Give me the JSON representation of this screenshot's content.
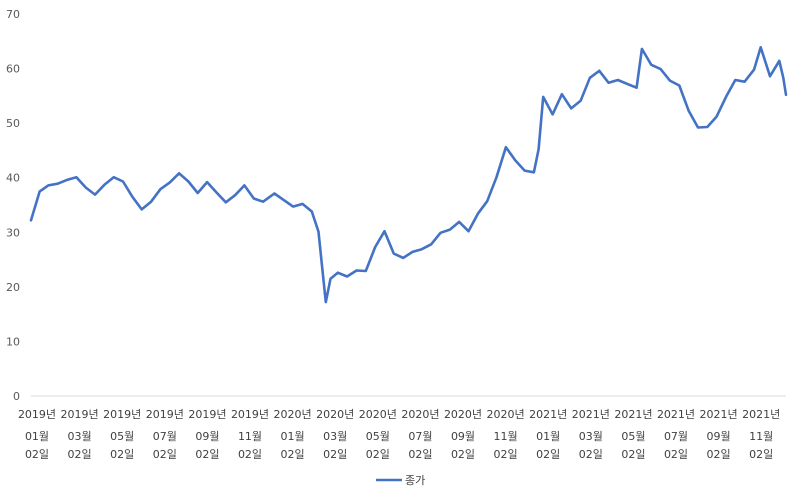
{
  "chart_data": {
    "type": "line",
    "title": "",
    "xlabel": "",
    "ylabel": "",
    "ylim": [
      0,
      70
    ],
    "yticks": [
      0,
      10,
      20,
      30,
      40,
      50,
      60,
      70
    ],
    "grid": false,
    "legend": {
      "position": "bottom",
      "entries": [
        "종가"
      ]
    },
    "x_tick_labels": [
      [
        "2019년",
        "01월",
        "02일"
      ],
      [
        "2019년",
        "03월",
        "02일"
      ],
      [
        "2019년",
        "05월",
        "02일"
      ],
      [
        "2019년",
        "07월",
        "02일"
      ],
      [
        "2019년",
        "09월",
        "02일"
      ],
      [
        "2019년",
        "11월",
        "02일"
      ],
      [
        "2020년",
        "01월",
        "02일"
      ],
      [
        "2020년",
        "03월",
        "02일"
      ],
      [
        "2020년",
        "05월",
        "02일"
      ],
      [
        "2020년",
        "07월",
        "02일"
      ],
      [
        "2020년",
        "09월",
        "02일"
      ],
      [
        "2020년",
        "11월",
        "02일"
      ],
      [
        "2021년",
        "01월",
        "02일"
      ],
      [
        "2021년",
        "03월",
        "02일"
      ],
      [
        "2021년",
        "05월",
        "02일"
      ],
      [
        "2021년",
        "07월",
        "02일"
      ],
      [
        "2021년",
        "09월",
        "02일"
      ],
      [
        "2021년",
        "11월",
        "02일"
      ]
    ],
    "series": [
      {
        "name": "종가",
        "color": "#4472C4",
        "points": [
          [
            "2019-01-02",
            32.2
          ],
          [
            "2019-01-15",
            37.5
          ],
          [
            "2019-01-28",
            38.6
          ],
          [
            "2019-02-11",
            38.9
          ],
          [
            "2019-02-25",
            39.6
          ],
          [
            "2019-03-11",
            40.1
          ],
          [
            "2019-03-25",
            38.2
          ],
          [
            "2019-04-08",
            36.9
          ],
          [
            "2019-04-22",
            38.7
          ],
          [
            "2019-05-06",
            40.1
          ],
          [
            "2019-05-20",
            39.3
          ],
          [
            "2019-06-03",
            36.5
          ],
          [
            "2019-06-17",
            34.2
          ],
          [
            "2019-07-01",
            35.6
          ],
          [
            "2019-07-15",
            37.9
          ],
          [
            "2019-07-29",
            39.1
          ],
          [
            "2019-08-12",
            40.8
          ],
          [
            "2019-08-26",
            39.3
          ],
          [
            "2019-09-09",
            37.2
          ],
          [
            "2019-09-23",
            39.2
          ],
          [
            "2019-10-07",
            37.3
          ],
          [
            "2019-10-21",
            35.5
          ],
          [
            "2019-11-04",
            36.8
          ],
          [
            "2019-11-18",
            38.6
          ],
          [
            "2019-12-02",
            36.2
          ],
          [
            "2019-12-16",
            35.6
          ],
          [
            "2020-01-02",
            37.1
          ],
          [
            "2020-01-16",
            35.9
          ],
          [
            "2020-01-30",
            34.7
          ],
          [
            "2020-02-13",
            35.2
          ],
          [
            "2020-02-27",
            33.8
          ],
          [
            "2020-03-08",
            30.1
          ],
          [
            "2020-03-13",
            24.2
          ],
          [
            "2020-03-19",
            17.2
          ],
          [
            "2020-03-26",
            21.5
          ],
          [
            "2020-04-06",
            22.6
          ],
          [
            "2020-04-20",
            21.9
          ],
          [
            "2020-05-04",
            23.0
          ],
          [
            "2020-05-18",
            22.9
          ],
          [
            "2020-06-01",
            27.3
          ],
          [
            "2020-06-15",
            30.2
          ],
          [
            "2020-06-29",
            26.1
          ],
          [
            "2020-07-13",
            25.3
          ],
          [
            "2020-07-27",
            26.4
          ],
          [
            "2020-08-10",
            26.9
          ],
          [
            "2020-08-24",
            27.8
          ],
          [
            "2020-09-07",
            29.9
          ],
          [
            "2020-09-21",
            30.5
          ],
          [
            "2020-10-05",
            31.9
          ],
          [
            "2020-10-19",
            30.2
          ],
          [
            "2020-11-02",
            33.4
          ],
          [
            "2020-11-16",
            35.7
          ],
          [
            "2020-11-30",
            40.1
          ],
          [
            "2020-12-14",
            45.6
          ],
          [
            "2020-12-28",
            43.2
          ],
          [
            "2021-01-11",
            41.3
          ],
          [
            "2021-01-25",
            41.0
          ],
          [
            "2021-02-01",
            45.2
          ],
          [
            "2021-02-08",
            54.8
          ],
          [
            "2021-02-22",
            51.6
          ],
          [
            "2021-03-08",
            55.3
          ],
          [
            "2021-03-22",
            52.7
          ],
          [
            "2021-04-05",
            54.1
          ],
          [
            "2021-04-19",
            58.3
          ],
          [
            "2021-05-03",
            59.6
          ],
          [
            "2021-05-17",
            57.4
          ],
          [
            "2021-05-31",
            57.9
          ],
          [
            "2021-06-14",
            57.2
          ],
          [
            "2021-06-28",
            56.5
          ],
          [
            "2021-07-06",
            63.6
          ],
          [
            "2021-07-20",
            60.7
          ],
          [
            "2021-08-03",
            59.9
          ],
          [
            "2021-08-17",
            57.8
          ],
          [
            "2021-08-31",
            56.9
          ],
          [
            "2021-09-14",
            52.3
          ],
          [
            "2021-09-28",
            49.2
          ],
          [
            "2021-10-12",
            49.3
          ],
          [
            "2021-10-26",
            51.2
          ],
          [
            "2021-11-09",
            54.8
          ],
          [
            "2021-11-23",
            57.9
          ],
          [
            "2021-12-07",
            57.6
          ],
          [
            "2021-12-21",
            59.8
          ],
          [
            "2021-12-31",
            63.9
          ],
          [
            "2022-01-14",
            58.6
          ],
          [
            "2022-01-28",
            61.4
          ],
          [
            "2022-02-03",
            58.3
          ],
          [
            "2022-02-07",
            55.2
          ]
        ]
      }
    ]
  }
}
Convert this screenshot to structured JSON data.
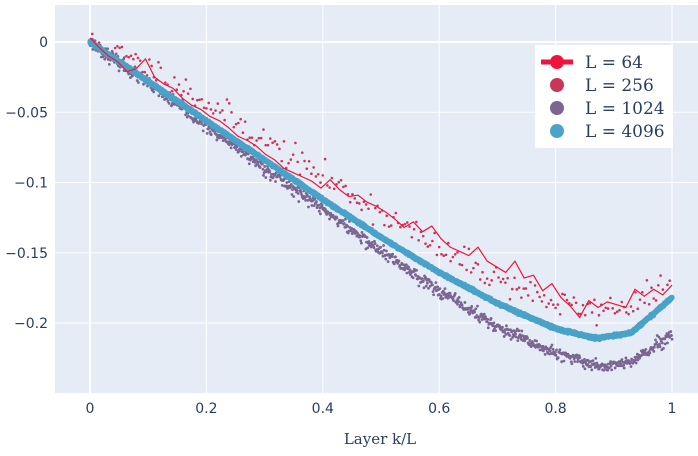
{
  "chart_data": {
    "type": "scatter",
    "title": "",
    "xlabel": "Layer k/L",
    "ylabel": "",
    "xlim": [
      -0.06,
      1.04
    ],
    "ylim": [
      -0.25,
      0.027
    ],
    "x_ticks": [
      0,
      0.2,
      0.4,
      0.6,
      0.8,
      1
    ],
    "x_tick_labels": [
      "0",
      "0.2",
      "0.4",
      "0.6",
      "0.8",
      "1"
    ],
    "y_ticks": [
      0,
      -0.05,
      -0.1,
      -0.15,
      -0.2
    ],
    "y_tick_labels": [
      "0",
      "−0.05",
      "−0.1",
      "−0.15",
      "−0.2"
    ],
    "grid": true,
    "legend_position": "top-right",
    "colors": {
      "plot_bg": "#e5ecf6",
      "grid": "#ffffff"
    },
    "series": [
      {
        "name": "L = 64",
        "style": "line",
        "color": "#f0143c",
        "x": [
          0,
          0.0159,
          0.0317,
          0.0476,
          0.0635,
          0.0794,
          0.0952,
          0.1111,
          0.127,
          0.1429,
          0.1587,
          0.1746,
          0.1905,
          0.2063,
          0.2222,
          0.2381,
          0.254,
          0.2698,
          0.2857,
          0.3016,
          0.3175,
          0.3333,
          0.3492,
          0.3651,
          0.381,
          0.3968,
          0.4127,
          0.4286,
          0.4444,
          0.4603,
          0.4762,
          0.4921,
          0.5079,
          0.5238,
          0.5397,
          0.5556,
          0.5714,
          0.5873,
          0.6032,
          0.619,
          0.6349,
          0.6508,
          0.6667,
          0.6825,
          0.6984,
          0.7143,
          0.7302,
          0.746,
          0.7619,
          0.7778,
          0.7937,
          0.8095,
          0.8254,
          0.8413,
          0.8571,
          0.873,
          0.8889,
          0.9048,
          0.9206,
          0.9365,
          0.9524,
          0.9683,
          0.9841,
          1
        ],
        "y": [
          0.003,
          -0.004,
          -0.01,
          -0.014,
          -0.021,
          -0.019,
          -0.012,
          -0.025,
          -0.03,
          -0.033,
          -0.04,
          -0.045,
          -0.048,
          -0.053,
          -0.056,
          -0.061,
          -0.067,
          -0.07,
          -0.074,
          -0.08,
          -0.084,
          -0.09,
          -0.093,
          -0.096,
          -0.099,
          -0.104,
          -0.098,
          -0.105,
          -0.11,
          -0.109,
          -0.114,
          -0.117,
          -0.121,
          -0.126,
          -0.132,
          -0.128,
          -0.135,
          -0.131,
          -0.14,
          -0.146,
          -0.149,
          -0.152,
          -0.146,
          -0.156,
          -0.16,
          -0.164,
          -0.156,
          -0.168,
          -0.166,
          -0.177,
          -0.172,
          -0.182,
          -0.188,
          -0.196,
          -0.184,
          -0.189,
          -0.185,
          -0.187,
          -0.189,
          -0.176,
          -0.181,
          -0.176,
          -0.18,
          -0.173
        ]
      },
      {
        "name": "L = 256",
        "style": "markers",
        "color": "#c8375a",
        "generator": {
          "n": 256,
          "noise": 0.005,
          "seed": 11
        }
      },
      {
        "name": "L = 1024",
        "style": "markers",
        "color": "#7a6690",
        "generator": {
          "n": 1024,
          "noise": 0.0022,
          "seed": 23
        }
      },
      {
        "name": "L = 4096",
        "style": "markers",
        "color": "#4aa3c8",
        "generator": {
          "n": 4096,
          "noise": 0.0004,
          "seed": 37
        }
      }
    ],
    "curve_keypoints": {
      "L = 256": {
        "x": [
          0,
          0.1,
          0.2,
          0.3,
          0.4,
          0.5,
          0.6,
          0.7,
          0.8,
          0.86,
          0.93,
          1
        ],
        "y": [
          0,
          -0.018,
          -0.043,
          -0.07,
          -0.096,
          -0.121,
          -0.148,
          -0.168,
          -0.186,
          -0.191,
          -0.187,
          -0.174
        ]
      },
      "L = 1024": {
        "x": [
          0,
          0.1,
          0.2,
          0.3,
          0.4,
          0.5,
          0.6,
          0.7,
          0.8,
          0.88,
          0.93,
          1
        ],
        "y": [
          0,
          -0.03,
          -0.06,
          -0.09,
          -0.119,
          -0.149,
          -0.177,
          -0.203,
          -0.222,
          -0.231,
          -0.228,
          -0.209
        ]
      },
      "L = 4096": {
        "x": [
          0,
          0.1,
          0.2,
          0.3,
          0.4,
          0.5,
          0.6,
          0.7,
          0.8,
          0.87,
          0.93,
          1
        ],
        "y": [
          0,
          -0.028,
          -0.056,
          -0.084,
          -0.112,
          -0.139,
          -0.164,
          -0.186,
          -0.204,
          -0.211,
          -0.207,
          -0.182
        ]
      }
    }
  }
}
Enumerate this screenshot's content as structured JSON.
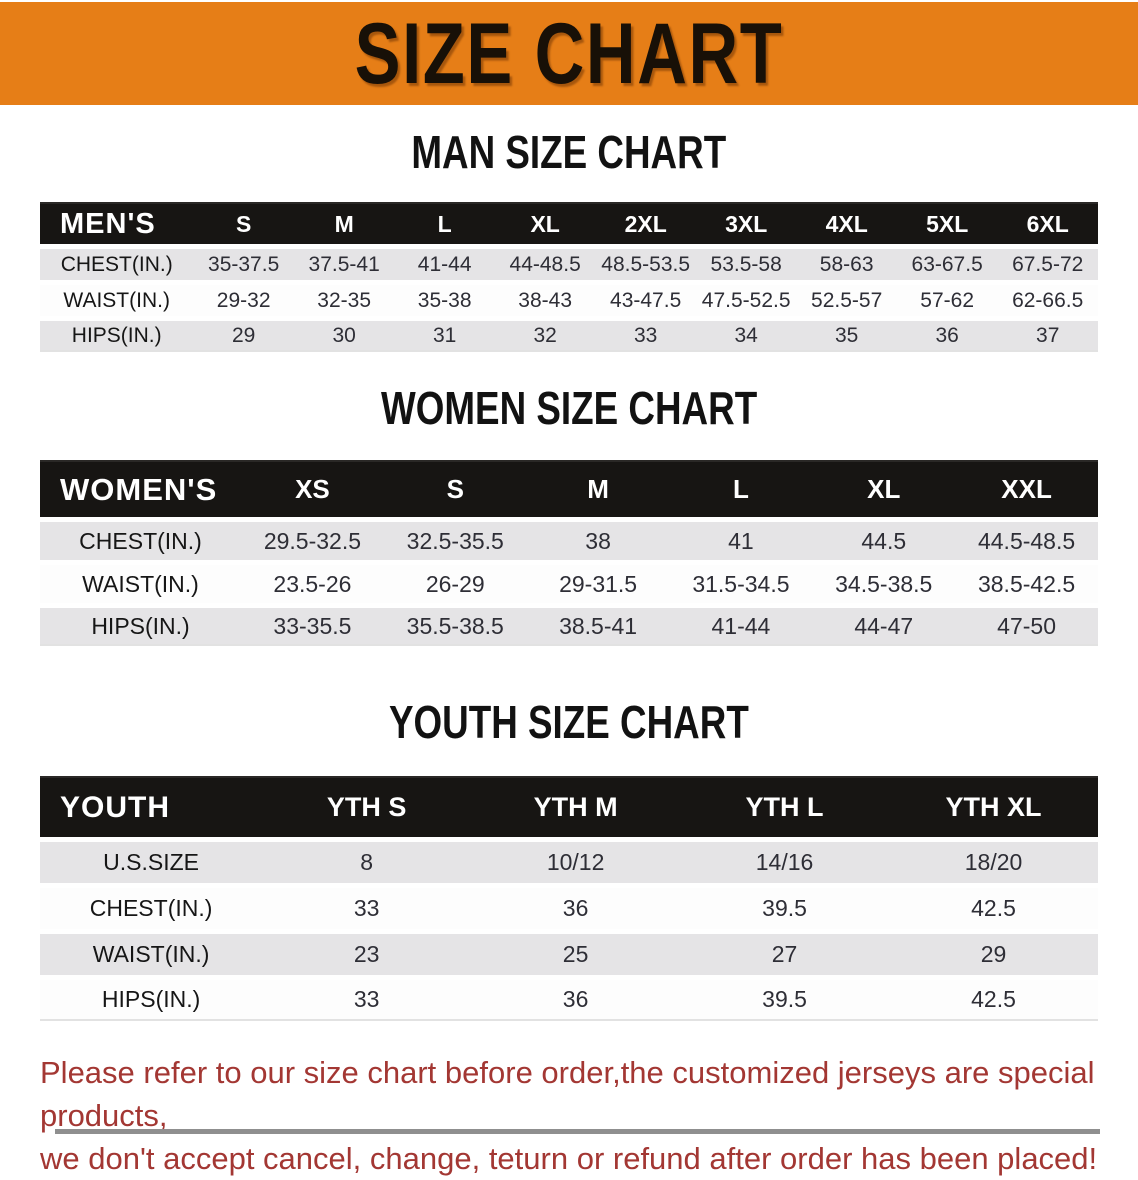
{
  "banner": {
    "title": "SIZE CHART"
  },
  "sections": [
    {
      "id": "men",
      "heading": "MAN SIZE CHART",
      "group_label": "MEN'S",
      "columns": [
        "S",
        "M",
        "L",
        "XL",
        "2XL",
        "3XL",
        "4XL",
        "5XL",
        "6XL"
      ],
      "rows": [
        {
          "label": "CHEST(IN.)",
          "values": [
            "35-37.5",
            "37.5-41",
            "41-44",
            "44-48.5",
            "48.5-53.5",
            "53.5-58",
            "58-63",
            "63-67.5",
            "67.5-72"
          ]
        },
        {
          "label": "WAIST(IN.)",
          "values": [
            "29-32",
            "32-35",
            "35-38",
            "38-43",
            "43-47.5",
            "47.5-52.5",
            "52.5-57",
            "57-62",
            "62-66.5"
          ]
        },
        {
          "label": "HIPS(IN.)",
          "values": [
            "29",
            "30",
            "31",
            "32",
            "33",
            "34",
            "35",
            "36",
            "37"
          ]
        }
      ]
    },
    {
      "id": "women",
      "heading": "WOMEN SIZE CHART",
      "group_label": "WOMEN'S",
      "columns": [
        "XS",
        "S",
        "M",
        "L",
        "XL",
        "XXL"
      ],
      "rows": [
        {
          "label": "CHEST(IN.)",
          "values": [
            "29.5-32.5",
            "32.5-35.5",
            "38",
            "41",
            "44.5",
            "44.5-48.5"
          ]
        },
        {
          "label": "WAIST(IN.)",
          "values": [
            "23.5-26",
            "26-29",
            "29-31.5",
            "31.5-34.5",
            "34.5-38.5",
            "38.5-42.5"
          ]
        },
        {
          "label": "HIPS(IN.)",
          "values": [
            "33-35.5",
            "35.5-38.5",
            "38.5-41",
            "41-44",
            "44-47",
            "47-50"
          ]
        }
      ]
    },
    {
      "id": "youth",
      "heading": "YOUTH SIZE CHART",
      "group_label": "YOUTH",
      "columns": [
        "YTH S",
        "YTH M",
        "YTH L",
        "YTH XL"
      ],
      "rows": [
        {
          "label": "U.S.SIZE",
          "values": [
            "8",
            "10/12",
            "14/16",
            "18/20"
          ]
        },
        {
          "label": "CHEST(IN.)",
          "values": [
            "33",
            "36",
            "39.5",
            "42.5"
          ]
        },
        {
          "label": "WAIST(IN.)",
          "values": [
            "23",
            "25",
            "27",
            "29"
          ]
        },
        {
          "label": "HIPS(IN.)",
          "values": [
            "33",
            "36",
            "39.5",
            "42.5"
          ]
        }
      ]
    }
  ],
  "disclaimer": {
    "line1": "Please refer to our size chart before order,the customized jerseys are special products,",
    "line2": "we don't accept cancel, change, teturn or refund after order has been placed!"
  },
  "colors": {
    "banner_orange": "#e67e17",
    "header_black": "#171513",
    "row_gray": "#e5e4e6",
    "row_white": "#fdfdfd",
    "disclaimer_red": "#a33733"
  }
}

----

## Exercise directions
Extract every line above that contains the word "this".

## Task answer
Give me the JSON representation of this screenshot's content.
Convert this screenshot to structured JSON data.
Enumerate this screenshot's content as structured JSON.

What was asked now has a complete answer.